## TO DO
The listing must be reproduced in full, exactly as it stands.

________________________________________

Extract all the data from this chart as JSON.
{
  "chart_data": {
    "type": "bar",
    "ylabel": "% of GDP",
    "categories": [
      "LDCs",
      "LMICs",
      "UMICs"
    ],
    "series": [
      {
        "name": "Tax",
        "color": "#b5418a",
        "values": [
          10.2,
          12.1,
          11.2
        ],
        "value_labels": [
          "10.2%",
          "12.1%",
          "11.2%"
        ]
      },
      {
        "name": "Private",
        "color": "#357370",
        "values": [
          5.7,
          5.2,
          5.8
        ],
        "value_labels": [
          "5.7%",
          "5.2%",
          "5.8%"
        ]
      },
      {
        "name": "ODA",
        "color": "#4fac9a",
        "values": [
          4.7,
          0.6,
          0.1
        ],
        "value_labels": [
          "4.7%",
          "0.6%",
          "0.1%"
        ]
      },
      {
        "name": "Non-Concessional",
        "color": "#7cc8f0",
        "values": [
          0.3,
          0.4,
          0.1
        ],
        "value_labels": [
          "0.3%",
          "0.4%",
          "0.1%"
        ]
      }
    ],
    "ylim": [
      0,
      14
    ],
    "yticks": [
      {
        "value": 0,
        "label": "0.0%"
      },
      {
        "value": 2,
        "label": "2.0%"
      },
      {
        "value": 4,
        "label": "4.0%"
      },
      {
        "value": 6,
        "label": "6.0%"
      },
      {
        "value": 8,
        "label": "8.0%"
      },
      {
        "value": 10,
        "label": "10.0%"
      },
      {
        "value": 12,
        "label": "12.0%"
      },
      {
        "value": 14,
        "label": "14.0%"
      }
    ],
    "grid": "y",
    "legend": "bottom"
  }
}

________________________________________

## SOLUTION TO THIS TASK
Extract all the data from this chart as JSON.
{
  "chart_data": {
    "type": "bar",
    "ylabel": "% of GDP",
    "categories": [
      "LDCs",
      "LMICs",
      "UMICs"
    ],
    "series": [
      {
        "name": "Tax",
        "color": "#b5418a",
        "values": [
          10.2,
          12.1,
          11.2
        ],
        "value_labels": [
          "10.2%",
          "12.1%",
          "11.2%"
        ]
      },
      {
        "name": "Private",
        "color": "#357370",
        "values": [
          5.7,
          5.2,
          5.8
        ],
        "value_labels": [
          "5.7%",
          "5.2%",
          "5.8%"
        ]
      },
      {
        "name": "ODA",
        "color": "#4fac9a",
        "values": [
          4.7,
          0.6,
          0.1
        ],
        "value_labels": [
          "4.7%",
          "0.6%",
          "0.1%"
        ]
      },
      {
        "name": "Non-Concessional",
        "color": "#7cc8f0",
        "values": [
          0.3,
          0.4,
          0.1
        ],
        "value_labels": [
          "0.3%",
          "0.4%",
          "0.1%"
        ]
      }
    ],
    "ylim": [
      0,
      14
    ],
    "yticks": [
      {
        "value": 0,
        "label": "0.0%"
      },
      {
        "value": 2,
        "label": "2.0%"
      },
      {
        "value": 4,
        "label": "4.0%"
      },
      {
        "value": 6,
        "label": "6.0%"
      },
      {
        "value": 8,
        "label": "8.0%"
      },
      {
        "value": 10,
        "label": "10.0%"
      },
      {
        "value": 12,
        "label": "12.0%"
      },
      {
        "value": 14,
        "label": "14.0%"
      }
    ],
    "grid": "y",
    "legend": "bottom"
  }
}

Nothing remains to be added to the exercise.